◆ INPUT FOR THIS TASK:
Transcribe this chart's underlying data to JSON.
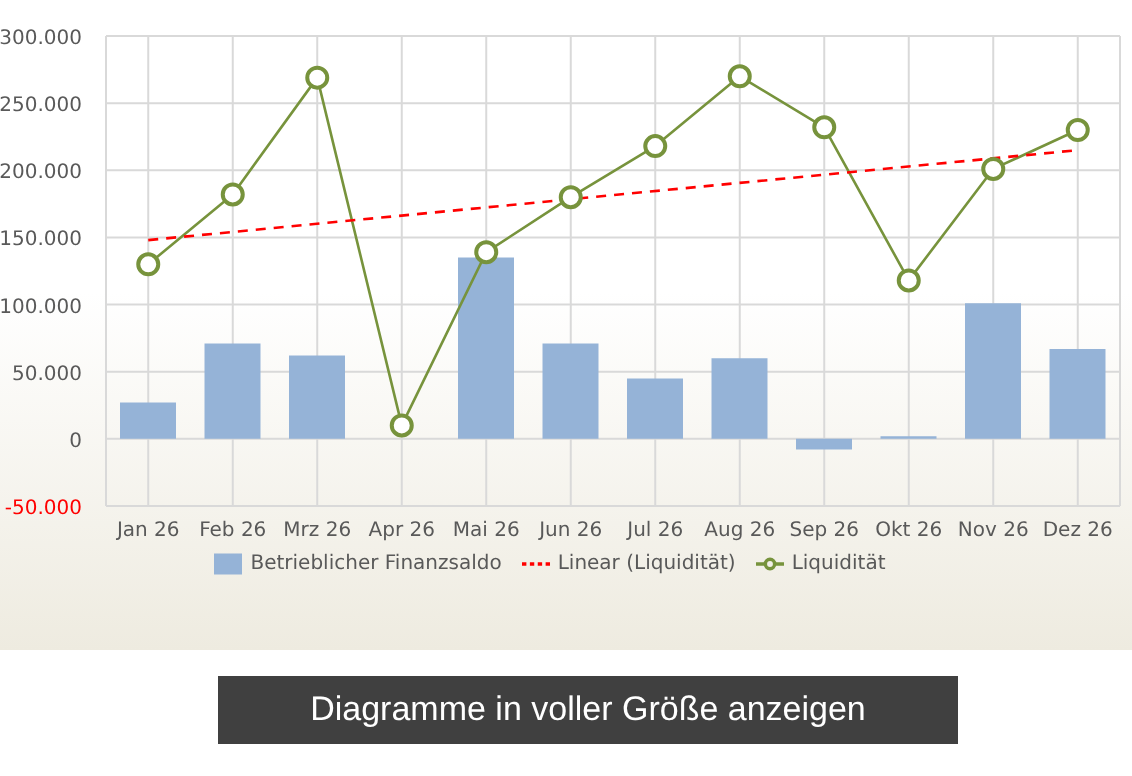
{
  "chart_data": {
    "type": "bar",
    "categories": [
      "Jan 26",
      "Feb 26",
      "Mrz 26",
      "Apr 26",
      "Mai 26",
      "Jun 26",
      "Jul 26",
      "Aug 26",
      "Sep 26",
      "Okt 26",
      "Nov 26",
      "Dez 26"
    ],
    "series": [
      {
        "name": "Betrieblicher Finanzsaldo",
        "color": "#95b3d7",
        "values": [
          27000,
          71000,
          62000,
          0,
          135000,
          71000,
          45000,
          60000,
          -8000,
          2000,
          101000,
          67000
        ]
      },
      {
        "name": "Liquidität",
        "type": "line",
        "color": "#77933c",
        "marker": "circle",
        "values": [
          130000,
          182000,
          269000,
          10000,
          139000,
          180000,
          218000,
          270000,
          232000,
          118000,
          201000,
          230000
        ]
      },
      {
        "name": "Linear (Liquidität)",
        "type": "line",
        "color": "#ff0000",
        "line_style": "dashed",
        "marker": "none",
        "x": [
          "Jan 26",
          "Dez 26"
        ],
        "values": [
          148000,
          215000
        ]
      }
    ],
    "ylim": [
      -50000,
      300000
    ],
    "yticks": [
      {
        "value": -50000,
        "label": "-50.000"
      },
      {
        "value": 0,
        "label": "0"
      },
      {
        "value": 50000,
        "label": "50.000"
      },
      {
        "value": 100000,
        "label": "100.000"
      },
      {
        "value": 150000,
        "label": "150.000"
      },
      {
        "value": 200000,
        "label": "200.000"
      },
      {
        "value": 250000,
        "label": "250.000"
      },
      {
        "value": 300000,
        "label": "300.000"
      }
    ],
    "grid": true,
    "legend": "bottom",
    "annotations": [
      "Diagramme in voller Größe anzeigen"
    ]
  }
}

◆ OBJECTIVE: Extract the entries in full, exactly as they are, minus the pictures.

◆ TASK RESULT:
Transcribe this chart's underlying data to JSON.
{
  "chart_data": {
    "type": "bar",
    "categories": [
      "Jan 26",
      "Feb 26",
      "Mrz 26",
      "Apr 26",
      "Mai 26",
      "Jun 26",
      "Jul 26",
      "Aug 26",
      "Sep 26",
      "Okt 26",
      "Nov 26",
      "Dez 26"
    ],
    "series": [
      {
        "name": "Betrieblicher Finanzsaldo",
        "color": "#95b3d7",
        "values": [
          27000,
          71000,
          62000,
          0,
          135000,
          71000,
          45000,
          60000,
          -8000,
          2000,
          101000,
          67000
        ]
      },
      {
        "name": "Liquidität",
        "type": "line",
        "color": "#77933c",
        "marker": "circle",
        "values": [
          130000,
          182000,
          269000,
          10000,
          139000,
          180000,
          218000,
          270000,
          232000,
          118000,
          201000,
          230000
        ]
      },
      {
        "name": "Linear (Liquidität)",
        "type": "line",
        "color": "#ff0000",
        "line_style": "dashed",
        "marker": "none",
        "x": [
          "Jan 26",
          "Dez 26"
        ],
        "values": [
          148000,
          215000
        ]
      }
    ],
    "ylim": [
      -50000,
      300000
    ],
    "yticks": [
      {
        "value": -50000,
        "label": "-50.000"
      },
      {
        "value": 0,
        "label": "0"
      },
      {
        "value": 50000,
        "label": "50.000"
      },
      {
        "value": 100000,
        "label": "100.000"
      },
      {
        "value": 150000,
        "label": "150.000"
      },
      {
        "value": 200000,
        "label": "200.000"
      },
      {
        "value": 250000,
        "label": "250.000"
      },
      {
        "value": 300000,
        "label": "300.000"
      }
    ],
    "grid": true,
    "legend": "bottom",
    "annotations": [
      "Diagramme in voller Größe anzeigen"
    ]
  }
}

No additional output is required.